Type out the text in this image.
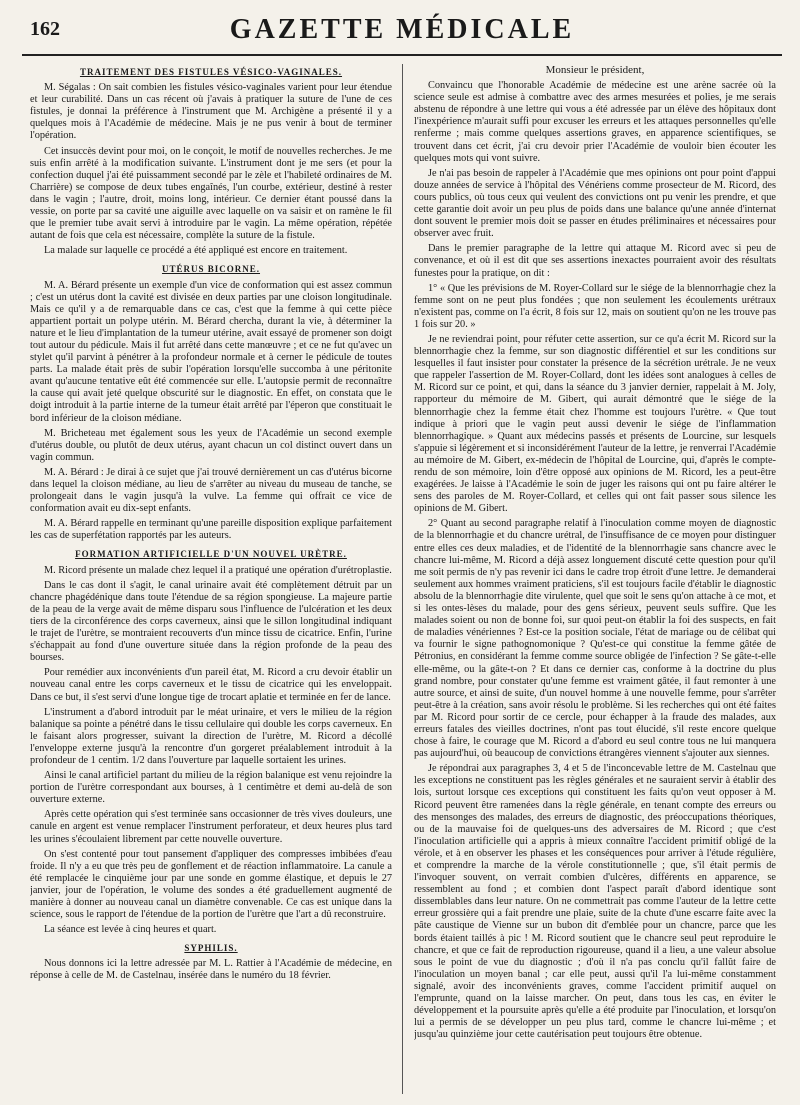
162	GAZETTE MÉDICALE
TRAITEMENT DES FISTULES VÉSICO-VAGINALES.

M. Ségalas : On sait combien les fistules vésico-vaginales varient pour leur étendue et leur curabilité. Dans un cas récent où j'avais à pratiquer la suture de l'une de ces fistules, je donnai la préférence à l'instrument que M. Archigène a présenté il y a quelques mois à l'Académie de médecine. Mais je ne pus venir à bout de terminer l'opération.

Cet insuccès devint pour moi, on le conçoit, le motif de nouvelles recherches. Je me suis enfin arrêté à la modification suivante. L'instrument dont je me sers (et pour la confection duquel j'ai été puissamment secondé par le zèle et l'habileté ordinaires de M. Charrière) se compose de deux tubes engaînés, l'un courbe, extérieur, destiné à rester dans le vagin ; l'autre, droit, moins long, intérieur. Ce dernier étant poussé dans la vessie, on porte par sa cavité une aiguille avec laquelle on va saisir et on ramène le fil que le premier tube avait servi à introduire par le vagin. La même opération, répétée autant de fois que cela est nécessaire, complète la suture de la fistule.

La malade sur laquelle ce procédé a été appliqué est encore en traitement.

UTÉRUS BICORNE.

M. A. Bérard présente un exemple d'un vice de conformation qui est assez commun ; c'est un utérus dont la cavité est divisée en deux parties par une cloison longitudinale. Mais ce qu'il y a de remarquable dans ce cas, c'est que la femme à qui cette pièce appartient portait un polype utérin. M. Bérard chercha, durant la vie, à déterminer la nature et le lieu d'implantation de la tumeur utérine, avait essayé de promener son doigt tout autour du pédicule. Mais il fut arrêté dans cette manœuvre ; et ce ne fut qu'avec un stylet qu'il parvint à pénétrer à la profondeur normale et à cerner le pédicule de toutes parts. La malade était près de subir l'opération lorsqu'elle succomba à une péritonite avant qu'aucune tentative eût été commencée sur elle. L'autopsie permit de reconnaître la cause qui avait jeté quelque obscurité sur le diagnostic. En effet, on constata que le doigt introduit à la partie interne de la tumeur était arrêté par l'éperon que constituait le bord inférieur de la cloison médiane.

M. Bricheteau met également sous les yeux de l'Académie un second exemple d'utérus double, ou plutôt de deux utérus, ayant chacun un col distinct ouvert dans un vagin commun.

M. A. Bérard : Je dirai à ce sujet que j'ai trouvé dernièrement un cas d'utérus bicorne dans lequel la cloison médiane, au lieu de s'arrêter au niveau du museau de tanche, se prolongeait dans le vagin jusqu'à la vulve. La femme qui offrait ce vice de conformation avait eu dix-sept enfants.

M. A. Bérard rappelle en terminant qu'une pareille disposition explique parfaitement les cas de superfétation rapportés par les auteurs.

FORMATION ARTIFICIELLE D'UN NOUVEL URÈTRE.

M. Ricord présente un malade chez lequel il a pratiqué une opération d'urétroplastie.

Dans le cas dont il s'agit, le canal urinaire avait été complètement détruit par un chancre phagédénique dans toute l'étendue de sa région spongieuse. La majeure partie de la peau de la verge avait de même disparu sous l'influence de l'ulcération et les deux tiers de la circonférence des corps caverneux, ainsi que le sillon longitudinal indiquant le trajet de l'urètre, se montraient recouverts d'un mince tissu de cicatrice. Enfin, l'urine s'échappait au fond d'une ouverture située dans la région profonde de la peau des bourses.

Pour remédier aux inconvénients d'un pareil état, M. Ricord a cru devoir établir un nouveau canal entre les corps caverneux et le tissu de cicatrice qui les enveloppait. Dans ce but, il s'est servi d'une longue tige de trocart aplatie et terminée en fer de lance.

L'instrument a d'abord introduit par le méat urinaire, et vers le milieu de la région balanique sa pointe a pénétré dans le tissu cellulaire qui double les corps caverneux. En le faisant alors progresser, suivant la direction de l'urètre, M. Ricord a décollé l'enveloppe externe jusqu'à la rencontre d'un gorgeret préalablement introduit à la profondeur de 1 centim. 1/2 dans l'ouverture par laquelle sortaient les urines.

Ainsi le canal artificiel partant du milieu de la région balanique est venu rejoindre la portion de l'urètre correspondant aux bourses, à 1 centimètre et demi au-delà de son ouverture externe.

Après cette opération qui s'est terminée sans occasionner de très vives douleurs, une canule en argent est venue remplacer l'instrument perforateur, et deux heures plus tard les urines s'écoulaient librement par cette nouvelle ouverture.

On s'est contenté pour tout pansement d'appliquer des compresses imbibées d'eau froide. Il n'y a eu que très peu de gonflement et de réaction inflammatoire. La canule a été remplacée le cinquième jour par une sonde en gomme élastique, et depuis le 27 janvier, jour de l'opération, le volume des sondes a été graduellement augmenté de manière à donner au nouveau canal un diamètre convenable. Ce cas est unique dans la science, sous le rapport de l'étendue de la portion de l'urètre que l'art a dû reconstruire.

La séance est levée à cinq heures et quart.

SYPHILIS.

Nous donnons ici la lettre adressée par M. L. Rattier à l'Académie de médecine, en réponse à celle de M. de Castelnau, insérée dans le numéro du 18 février.

Monsieur le président,

Convaincu que l'honorable Académie de médecine est une arène sacrée où la science seule est admise à combattre avec des armes mesurées et polies, je me serais abstenu de répondre à une lettre qui vous a été adressée par un élève des hôpitaux dont l'inexpérience m'aurait suffi pour excuser les erreurs et les attaques personnelles qu'elle renferme ; mais comme quelques assertions graves, en apparence scientifiques, se trouvent dans cet écrit, j'ai cru devoir prier l'Académie de vouloir bien écouter les quelques mots qui vont suivre.

Je n'ai pas besoin de rappeler à l'Académie que mes opinions ont pour point d'appui douze années de service à l'hôpital des Vénériens comme prosecteur de M. Ricord, des cours publics, où tous ceux qui veulent des convictions ont pu venir les prendre, et que cette garantie doit avoir un peu plus de poids dans une balance qu'une année d'internat dont souvent le premier mois doit se passer en études préliminaires et nécessaires pour observer avec fruit.

Dans le premier paragraphe de la lettre qui attaque M. Ricord avec si peu de convenance, et où il est dit que ses assertions inexactes pourraient avoir des résultats funestes pour la pratique, on dit :

1° « Que les prévisions de M. Royer-Collard sur le siége de la blennorrhagie chez la femme sont on ne peut plus fondées ; que non seulement les écoulements urétraux n'existent pas, comme on l'a écrit, 8 fois sur 12, mais on soutient qu'on ne les trouve pas 1 fois sur 20. »

Je ne reviendrai point, pour réfuter cette assertion, sur ce qu'a écrit M. Ricord sur la blennorrhagie chez la femme, sur son diagnostic différentiel et sur les conditions sur lesquelles il faut insister pour constater la présence de la sécrétion urétrale. Je ne veux que rappeler l'assertion de M. Royer-Collard, dont les idées sont analogues à celles de M. Ricord sur ce point, et qui, dans la séance du 3 janvier dernier, rappelait à M. Joly, rapporteur du mémoire de M. Gibert, qui aurait démontré que le siége de la blennorrhagie chez la femme était chez l'homme est toujours l'urètre. « Que tout indique à priori que le vagin peut aussi devenir le siége de l'inflammation blennorrhagique. » Quant aux médecins passés et présents de Lourcine, sur lesquels s'appuie si légèrement et si inconsidérément l'auteur de la lettre, je renverrai l'Académie au mémoire de M. Gibert, ex-médecin de l'hôpital de Lourcine, qui, d'après le compte-rendu de son mémoire, loin d'être opposé aux opinions de M. Ricord, les a peut-être exagérées. Je laisse à l'Académie le soin de juger les raisons qui ont pu faire altérer le sens des paroles de M. Royer-Collard, et celles qui ont fait passer sous silence les opinions de M. Gibert.

2° Quant au second paragraphe relatif à l'inoculation comme moyen de diagnostic de la blennorrhagie et du chancre urétral, de l'insuffisance de ce moyen pour distinguer entre elles ces deux maladies, et de l'identité de la blennorrhagie sans chancre avec le chancre lui-même, M. Ricord a déjà assez longuement discuté cette question pour qu'il me soit permis de n'y pas revenir ici dans le cadre trop étroit d'une lettre. Je demanderai seulement aux hommes vraiment praticiens, s'il est toujours facile d'établir le diagnostic absolu de la blennorrhagie dite virulente, quel que soit le sens qu'on attache à ce mot, et si les ontes-lèses du malade, pour des gens sérieux, peuvent seuls suffire. Que les malades soient ou non de bonne foi, sur quoi peut-on établir la foi des suspects, en fait de maladies vénériennes ? Est-ce la position sociale, l'état de mariage ou de célibat qui va fournir le signe pathognomonique ? Qu'est-ce qui constitue la femme gâtée de Pétronius, en considérant la femme comme source obligée de l'infection ? Se gâte-t-elle elle-même, ou la gâte-t-on ? Et dans ce dernier cas, conforme à la doctrine du plus grand nombre, pour constater qu'une femme est vraiment gâtée, il faut remonter à une autre source, et ainsi de suite, d'un nouvel homme à une nouvelle femme, pour s'arrêter peut-être à la création, sans avoir résolu le problème. Si les recherches qui ont été faites par M. Ricord pour sortir de ce cercle, pour échapper à la fraude des malades, aux erreurs fatales des vieilles doctrines, n'ont pas tout élucidé, s'il reste encore quelque chose à faire, le courage que M. Ricord a d'abord eu seul contre tous ne lui manquera pas aujourd'hui, où beaucoup de convictions étrangères viennent s'ajouter aux siennes.

Je répondrai aux paragraphes 3, 4 et 5 de l'inconcevable lettre de M. Castelnau que les exceptions ne constituent pas les règles générales et ne sauraient servir à établir des lois, surtout lorsque ces exceptions qui constituent les faits qu'on veut opposer à M. Ricord peuvent être ramenées dans la règle générale, en tenant compte des erreurs ou des mensonges des malades, des erreurs de diagnostic, des préoccupations théoriques, ou de la mauvaise foi de quelques-uns des adversaires de M. Ricord ; que c'est l'inoculation artificielle qui a appris à mieux connaître l'accident primitif obligé de la vérole, et à en observer les phases et les conséquences pour arriver à l'étude régulière, et comprendre la marche de la vérole constitutionnelle ; que, s'il était permis de l'invoquer souvent, on verrait combien d'ulcères, différents en apparence, se ressemblent au fond ; et combien dont l'aspect paraît d'abord identique sont dissemblables dans leur nature. On ne commettrait pas comme l'auteur de la lettre cette erreur grossière qui a fait prendre une plaie, suite de la chute d'une escarre faite avec la pâte caustique de Vienne sur un bubon dit d'emblée pour un chancre, parce que les bords étaient taillés à pic ! M. Ricord soutient que le chancre seul peut reproduire le chancre, et que ce fait de reproduction rigoureuse, quand il a lieu, a une valeur absolue sous le point de vue du diagnostic ; d'où il n'a pas conclu qu'il fallût faire de l'inoculation un moyen banal ; car elle peut, aussi qu'il l'a lui-même constamment signalé, avoir des inconvénients graves, comme l'accident primitif auquel on l'emprunte, quand on la laisse marcher. On peut, dans tous les cas, en éviter le développement et la poursuite après qu'elle a été produite par l'inoculation, et lorsqu'on lui a permis de se développer un peu plus tard, comme le chancre lui-même ; et jusqu'au quinzième jour cette cautérisation peut toujours être obtenue.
________________________
Write out each line of the data that holds the string "assertions".

__Reply__:
Convaincu que l'honorable Académie de médecine est une arène sacrée où la science seule est admise à combattre avec des armes mesurées et polies, je me serais abstenu de répondre à une lettre qui vous a été adressée par un élève des hôpitaux dont l'inexpérience m'aurait suffi pour excuser les erreurs et les attaques personnelles qu'elle renferme ; mais comme quelques assertions graves, en apparence scientifiques, se trouvent dans cet écrit, j'ai cru devoir prier l'Académie de vouloir bien écouter les quelques mots qui vont suivre.
Dans le premier paragraphe de la lettre qui attaque M. Ricord avec si peu de convenance, et où il est dit que ses assertions inexactes pourraient avoir des résultats funestes pour la pratique, on dit :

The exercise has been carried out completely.